====== Record set

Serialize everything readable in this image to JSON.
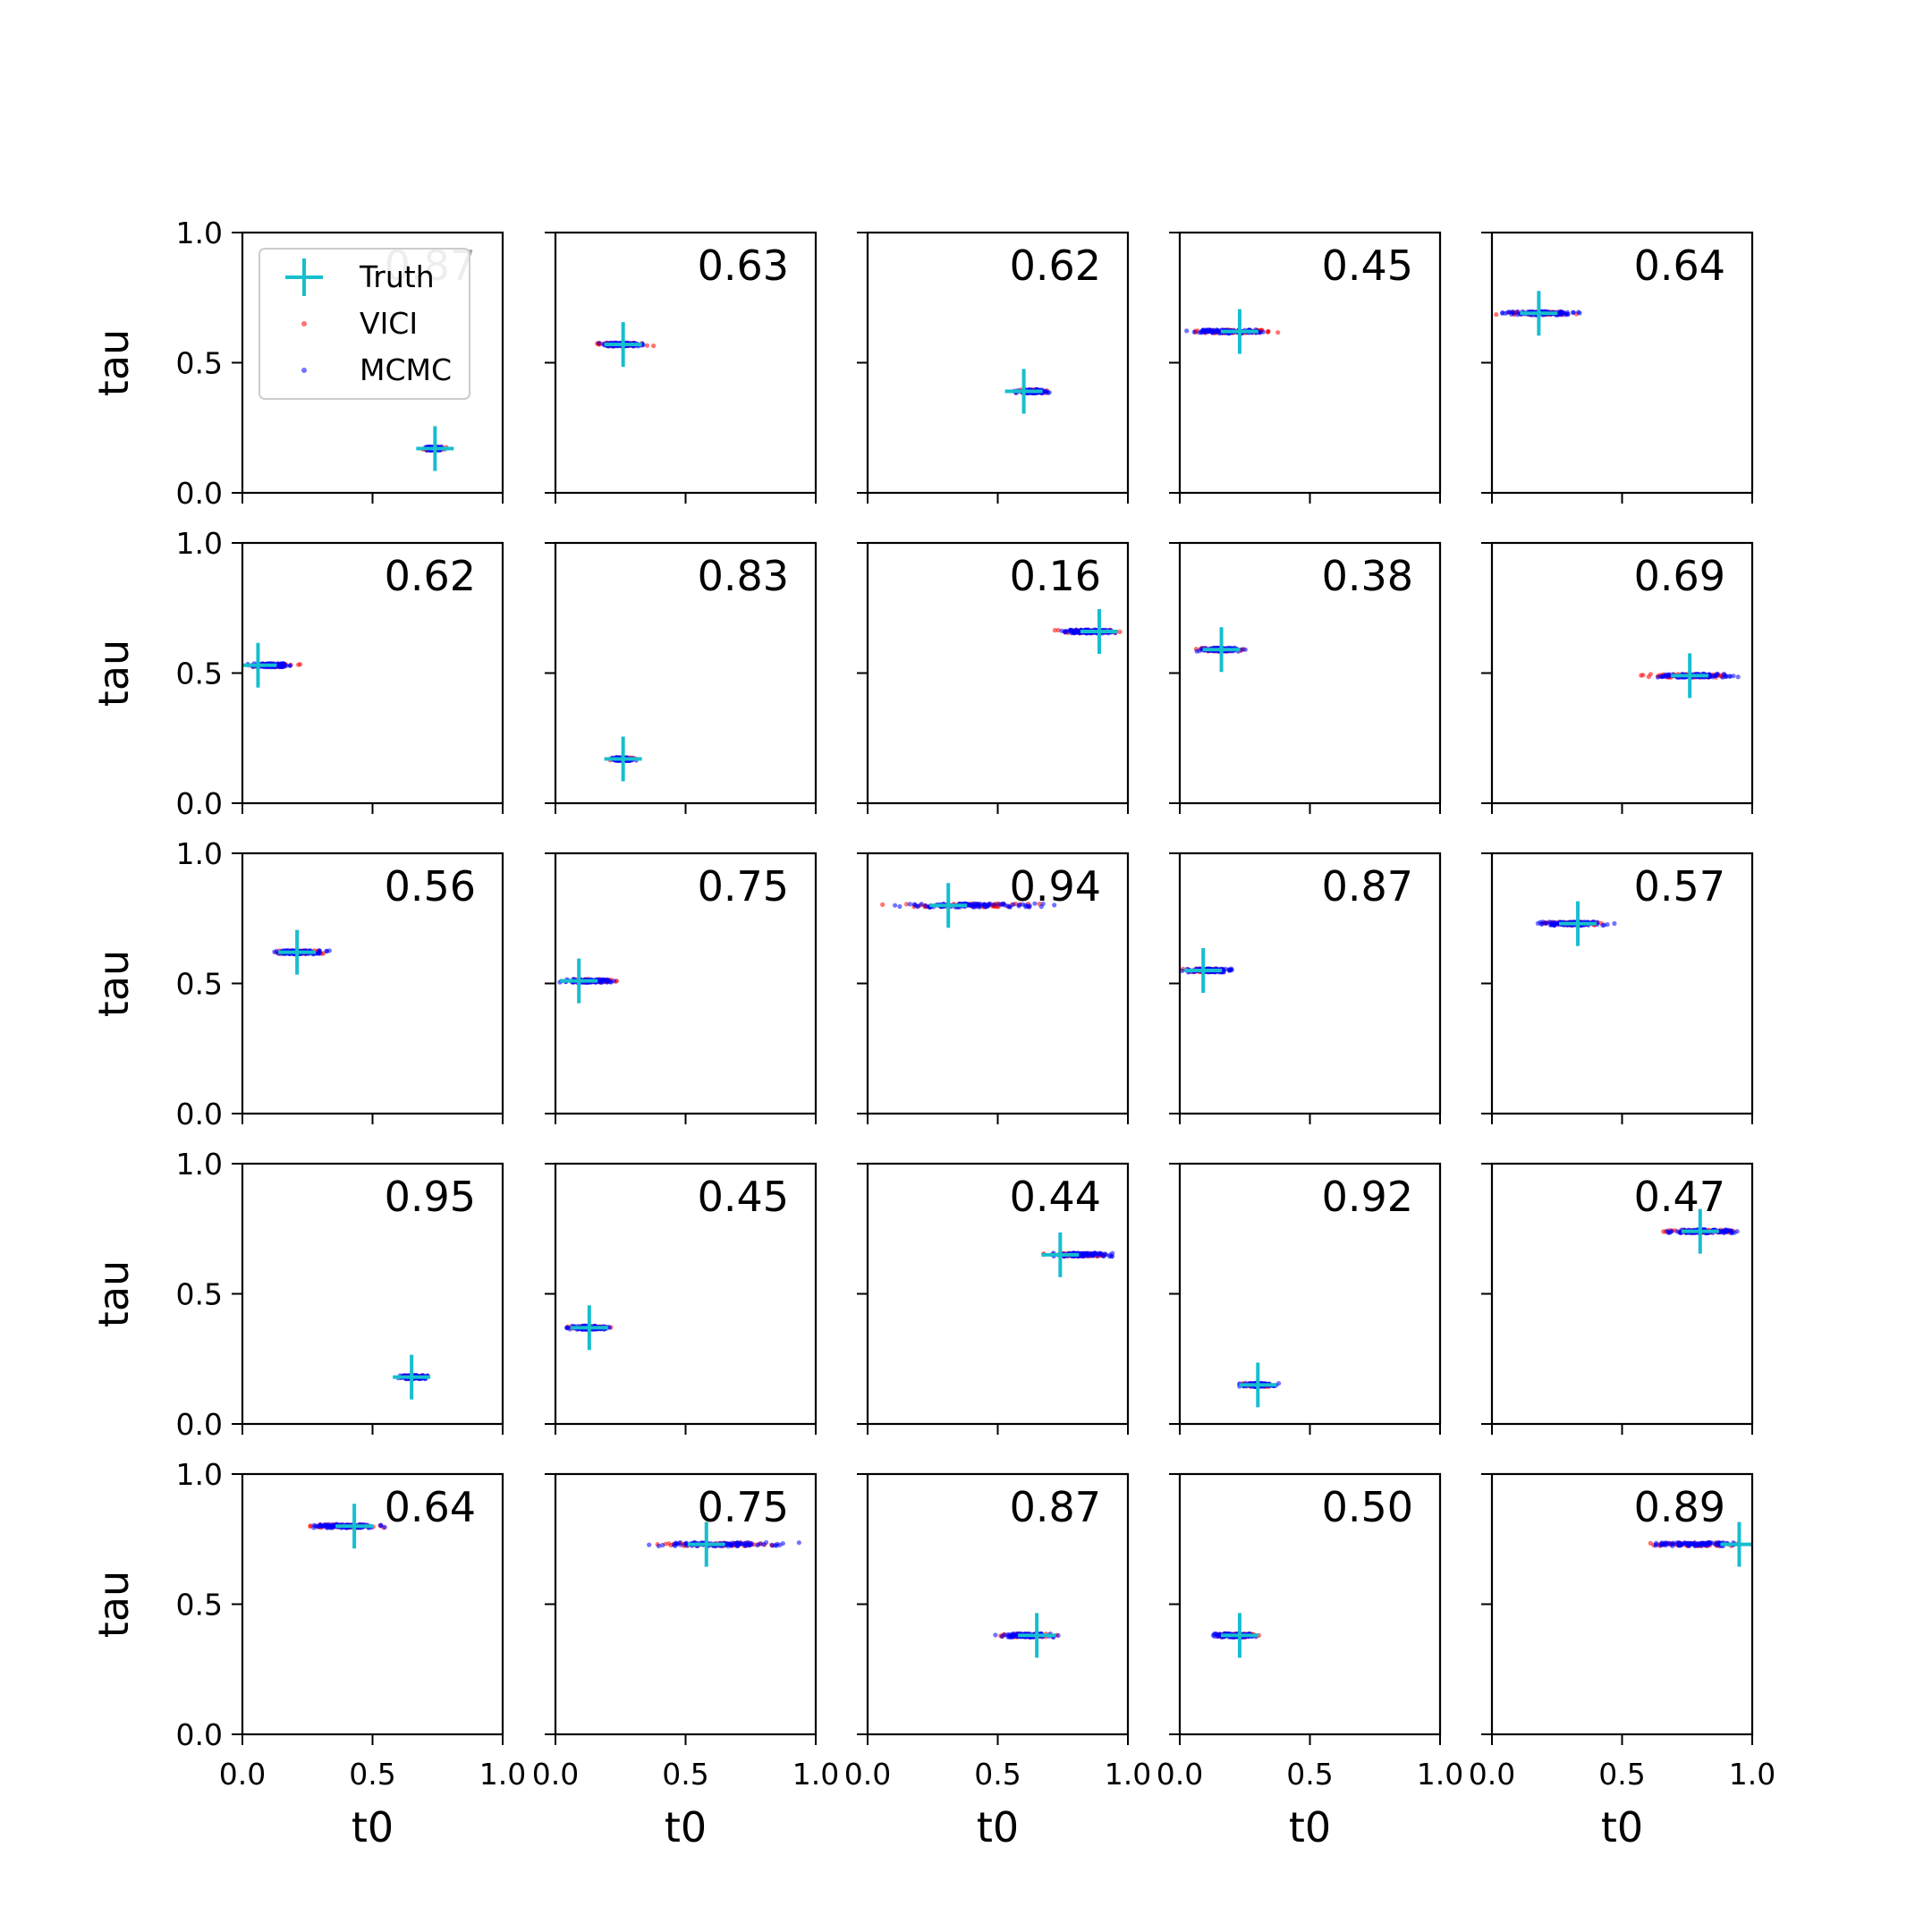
{
  "chart_data": {
    "type": "scatter",
    "layout": "5x5 grid of subplots",
    "xlabel": "t0",
    "ylabel": "tau",
    "xlim": [
      0,
      1
    ],
    "ylim": [
      0,
      1
    ],
    "x_ticks": [
      "0.0",
      "0.5",
      "1.0"
    ],
    "y_ticks": [
      "0.0",
      "0.5",
      "1.0"
    ],
    "grid": false,
    "legend": {
      "placement": "top-left of first panel",
      "entries": [
        {
          "label": "Truth",
          "marker": "plus",
          "color": "#17becf"
        },
        {
          "label": "VICI",
          "marker": "dot",
          "color": "#ff0000"
        },
        {
          "label": "MCMC",
          "marker": "dot",
          "color": "#0000ff"
        }
      ]
    },
    "colors": {
      "truth": "#17becf",
      "vici": "#ff0000",
      "mcmc": "#0000ff"
    },
    "panels": [
      {
        "annotation": "0.87",
        "truth": [
          0.74,
          0.17
        ],
        "vici": [
          0.68,
          0.79,
          0.17
        ],
        "mcmc": [
          0.69,
          0.78,
          0.17
        ]
      },
      {
        "annotation": "0.63",
        "truth": [
          0.26,
          0.57
        ],
        "vici": [
          0.12,
          0.39,
          0.57
        ],
        "mcmc": [
          0.13,
          0.37,
          0.57
        ]
      },
      {
        "annotation": "0.62",
        "truth": [
          0.6,
          0.39
        ],
        "vici": [
          0.56,
          0.71,
          0.39
        ],
        "mcmc": [
          0.55,
          0.71,
          0.39
        ]
      },
      {
        "annotation": "0.45",
        "truth": [
          0.23,
          0.62
        ],
        "vici": [
          0.0,
          0.42,
          0.62
        ],
        "mcmc": [
          0.0,
          0.38,
          0.62
        ]
      },
      {
        "annotation": "0.64",
        "truth": [
          0.18,
          0.69
        ],
        "vici": [
          0.0,
          0.36,
          0.69
        ],
        "mcmc": [
          0.0,
          0.37,
          0.69
        ]
      },
      {
        "annotation": "0.62",
        "truth": [
          0.06,
          0.53
        ],
        "vici": [
          0.0,
          0.24,
          0.53
        ],
        "mcmc": [
          0.0,
          0.22,
          0.53
        ]
      },
      {
        "annotation": "0.83",
        "truth": [
          0.26,
          0.17
        ],
        "vici": [
          0.19,
          0.33,
          0.17
        ],
        "mcmc": [
          0.19,
          0.32,
          0.17
        ]
      },
      {
        "annotation": "0.16",
        "truth": [
          0.89,
          0.66
        ],
        "vici": [
          0.7,
          0.99,
          0.66
        ],
        "mcmc": [
          0.7,
          1.0,
          0.66
        ]
      },
      {
        "annotation": "0.38",
        "truth": [
          0.16,
          0.59
        ],
        "vici": [
          0.04,
          0.27,
          0.59
        ],
        "mcmc": [
          0.04,
          0.27,
          0.59
        ]
      },
      {
        "annotation": "0.69",
        "truth": [
          0.76,
          0.49
        ],
        "vici": [
          0.55,
          0.97,
          0.49
        ],
        "mcmc": [
          0.58,
          0.99,
          0.49
        ]
      },
      {
        "annotation": "0.56",
        "truth": [
          0.21,
          0.62
        ],
        "vici": [
          0.1,
          0.35,
          0.62
        ],
        "mcmc": [
          0.09,
          0.35,
          0.62
        ]
      },
      {
        "annotation": "0.75",
        "truth": [
          0.09,
          0.51
        ],
        "vici": [
          0.01,
          0.27,
          0.51
        ],
        "mcmc": [
          0.0,
          0.25,
          0.51
        ]
      },
      {
        "annotation": "0.94",
        "truth": [
          0.31,
          0.8
        ],
        "vici": [
          0.0,
          0.76,
          0.8
        ],
        "mcmc": [
          0.0,
          0.81,
          0.8
        ]
      },
      {
        "annotation": "0.87",
        "truth": [
          0.09,
          0.55
        ],
        "vici": [
          0.0,
          0.2,
          0.55
        ],
        "mcmc": [
          0.0,
          0.22,
          0.55
        ]
      },
      {
        "annotation": "0.57",
        "truth": [
          0.33,
          0.73
        ],
        "vici": [
          0.13,
          0.5,
          0.73
        ],
        "mcmc": [
          0.13,
          0.49,
          0.73
        ]
      },
      {
        "annotation": "0.95",
        "truth": [
          0.65,
          0.18
        ],
        "vici": [
          0.58,
          0.72,
          0.18
        ],
        "mcmc": [
          0.59,
          0.72,
          0.18
        ]
      },
      {
        "annotation": "0.45",
        "truth": [
          0.13,
          0.37
        ],
        "vici": [
          0.03,
          0.23,
          0.37
        ],
        "mcmc": [
          0.03,
          0.23,
          0.37
        ]
      },
      {
        "annotation": "0.44",
        "truth": [
          0.74,
          0.65
        ],
        "vici": [
          0.65,
          0.97,
          0.65
        ],
        "mcmc": [
          0.66,
          0.98,
          0.65
        ]
      },
      {
        "annotation": "0.92",
        "truth": [
          0.3,
          0.15
        ],
        "vici": [
          0.22,
          0.39,
          0.15
        ],
        "mcmc": [
          0.22,
          0.39,
          0.15
        ]
      },
      {
        "annotation": "0.47",
        "truth": [
          0.8,
          0.74
        ],
        "vici": [
          0.62,
          1.0,
          0.74
        ],
        "mcmc": [
          0.64,
          1.0,
          0.74
        ]
      },
      {
        "annotation": "0.64",
        "truth": [
          0.43,
          0.8
        ],
        "vici": [
          0.19,
          0.57,
          0.8
        ],
        "mcmc": [
          0.23,
          0.57,
          0.8
        ]
      },
      {
        "annotation": "0.75",
        "truth": [
          0.58,
          0.73
        ],
        "vici": [
          0.29,
          0.95,
          0.73
        ],
        "mcmc": [
          0.29,
          0.97,
          0.73
        ]
      },
      {
        "annotation": "0.87",
        "truth": [
          0.65,
          0.38
        ],
        "vici": [
          0.49,
          0.75,
          0.38
        ],
        "mcmc": [
          0.47,
          0.74,
          0.38
        ]
      },
      {
        "annotation": "0.50",
        "truth": [
          0.23,
          0.38
        ],
        "vici": [
          0.12,
          0.33,
          0.38
        ],
        "mcmc": [
          0.11,
          0.31,
          0.38
        ]
      },
      {
        "annotation": "0.89",
        "truth": [
          0.95,
          0.73
        ],
        "vici": [
          0.54,
          1.0,
          0.73
        ],
        "mcmc": [
          0.55,
          1.0,
          0.73
        ]
      }
    ]
  }
}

============

- [What you should do]: Each entry above should be reproduced exactly, with the pictures removed.

- [Correct result]:
Serialize everything readable in this image to JSON.
{
  "chart_data": {
    "type": "scatter",
    "layout": "5x5 grid of subplots",
    "xlabel": "t0",
    "ylabel": "tau",
    "xlim": [
      0,
      1
    ],
    "ylim": [
      0,
      1
    ],
    "x_ticks": [
      "0.0",
      "0.5",
      "1.0"
    ],
    "y_ticks": [
      "0.0",
      "0.5",
      "1.0"
    ],
    "grid": false,
    "legend": {
      "placement": "top-left of first panel",
      "entries": [
        {
          "label": "Truth",
          "marker": "plus",
          "color": "#17becf"
        },
        {
          "label": "VICI",
          "marker": "dot",
          "color": "#ff0000"
        },
        {
          "label": "MCMC",
          "marker": "dot",
          "color": "#0000ff"
        }
      ]
    },
    "colors": {
      "truth": "#17becf",
      "vici": "#ff0000",
      "mcmc": "#0000ff"
    },
    "panels": [
      {
        "annotation": "0.87",
        "truth": [
          0.74,
          0.17
        ],
        "vici": [
          0.68,
          0.79,
          0.17
        ],
        "mcmc": [
          0.69,
          0.78,
          0.17
        ]
      },
      {
        "annotation": "0.63",
        "truth": [
          0.26,
          0.57
        ],
        "vici": [
          0.12,
          0.39,
          0.57
        ],
        "mcmc": [
          0.13,
          0.37,
          0.57
        ]
      },
      {
        "annotation": "0.62",
        "truth": [
          0.6,
          0.39
        ],
        "vici": [
          0.56,
          0.71,
          0.39
        ],
        "mcmc": [
          0.55,
          0.71,
          0.39
        ]
      },
      {
        "annotation": "0.45",
        "truth": [
          0.23,
          0.62
        ],
        "vici": [
          0.0,
          0.42,
          0.62
        ],
        "mcmc": [
          0.0,
          0.38,
          0.62
        ]
      },
      {
        "annotation": "0.64",
        "truth": [
          0.18,
          0.69
        ],
        "vici": [
          0.0,
          0.36,
          0.69
        ],
        "mcmc": [
          0.0,
          0.37,
          0.69
        ]
      },
      {
        "annotation": "0.62",
        "truth": [
          0.06,
          0.53
        ],
        "vici": [
          0.0,
          0.24,
          0.53
        ],
        "mcmc": [
          0.0,
          0.22,
          0.53
        ]
      },
      {
        "annotation": "0.83",
        "truth": [
          0.26,
          0.17
        ],
        "vici": [
          0.19,
          0.33,
          0.17
        ],
        "mcmc": [
          0.19,
          0.32,
          0.17
        ]
      },
      {
        "annotation": "0.16",
        "truth": [
          0.89,
          0.66
        ],
        "vici": [
          0.7,
          0.99,
          0.66
        ],
        "mcmc": [
          0.7,
          1.0,
          0.66
        ]
      },
      {
        "annotation": "0.38",
        "truth": [
          0.16,
          0.59
        ],
        "vici": [
          0.04,
          0.27,
          0.59
        ],
        "mcmc": [
          0.04,
          0.27,
          0.59
        ]
      },
      {
        "annotation": "0.69",
        "truth": [
          0.76,
          0.49
        ],
        "vici": [
          0.55,
          0.97,
          0.49
        ],
        "mcmc": [
          0.58,
          0.99,
          0.49
        ]
      },
      {
        "annotation": "0.56",
        "truth": [
          0.21,
          0.62
        ],
        "vici": [
          0.1,
          0.35,
          0.62
        ],
        "mcmc": [
          0.09,
          0.35,
          0.62
        ]
      },
      {
        "annotation": "0.75",
        "truth": [
          0.09,
          0.51
        ],
        "vici": [
          0.01,
          0.27,
          0.51
        ],
        "mcmc": [
          0.0,
          0.25,
          0.51
        ]
      },
      {
        "annotation": "0.94",
        "truth": [
          0.31,
          0.8
        ],
        "vici": [
          0.0,
          0.76,
          0.8
        ],
        "mcmc": [
          0.0,
          0.81,
          0.8
        ]
      },
      {
        "annotation": "0.87",
        "truth": [
          0.09,
          0.55
        ],
        "vici": [
          0.0,
          0.2,
          0.55
        ],
        "mcmc": [
          0.0,
          0.22,
          0.55
        ]
      },
      {
        "annotation": "0.57",
        "truth": [
          0.33,
          0.73
        ],
        "vici": [
          0.13,
          0.5,
          0.73
        ],
        "mcmc": [
          0.13,
          0.49,
          0.73
        ]
      },
      {
        "annotation": "0.95",
        "truth": [
          0.65,
          0.18
        ],
        "vici": [
          0.58,
          0.72,
          0.18
        ],
        "mcmc": [
          0.59,
          0.72,
          0.18
        ]
      },
      {
        "annotation": "0.45",
        "truth": [
          0.13,
          0.37
        ],
        "vici": [
          0.03,
          0.23,
          0.37
        ],
        "mcmc": [
          0.03,
          0.23,
          0.37
        ]
      },
      {
        "annotation": "0.44",
        "truth": [
          0.74,
          0.65
        ],
        "vici": [
          0.65,
          0.97,
          0.65
        ],
        "mcmc": [
          0.66,
          0.98,
          0.65
        ]
      },
      {
        "annotation": "0.92",
        "truth": [
          0.3,
          0.15
        ],
        "vici": [
          0.22,
          0.39,
          0.15
        ],
        "mcmc": [
          0.22,
          0.39,
          0.15
        ]
      },
      {
        "annotation": "0.47",
        "truth": [
          0.8,
          0.74
        ],
        "vici": [
          0.62,
          1.0,
          0.74
        ],
        "mcmc": [
          0.64,
          1.0,
          0.74
        ]
      },
      {
        "annotation": "0.64",
        "truth": [
          0.43,
          0.8
        ],
        "vici": [
          0.19,
          0.57,
          0.8
        ],
        "mcmc": [
          0.23,
          0.57,
          0.8
        ]
      },
      {
        "annotation": "0.75",
        "truth": [
          0.58,
          0.73
        ],
        "vici": [
          0.29,
          0.95,
          0.73
        ],
        "mcmc": [
          0.29,
          0.97,
          0.73
        ]
      },
      {
        "annotation": "0.87",
        "truth": [
          0.65,
          0.38
        ],
        "vici": [
          0.49,
          0.75,
          0.38
        ],
        "mcmc": [
          0.47,
          0.74,
          0.38
        ]
      },
      {
        "annotation": "0.50",
        "truth": [
          0.23,
          0.38
        ],
        "vici": [
          0.12,
          0.33,
          0.38
        ],
        "mcmc": [
          0.11,
          0.31,
          0.38
        ]
      },
      {
        "annotation": "0.89",
        "truth": [
          0.95,
          0.73
        ],
        "vici": [
          0.54,
          1.0,
          0.73
        ],
        "mcmc": [
          0.55,
          1.0,
          0.73
        ]
      }
    ]
  }
}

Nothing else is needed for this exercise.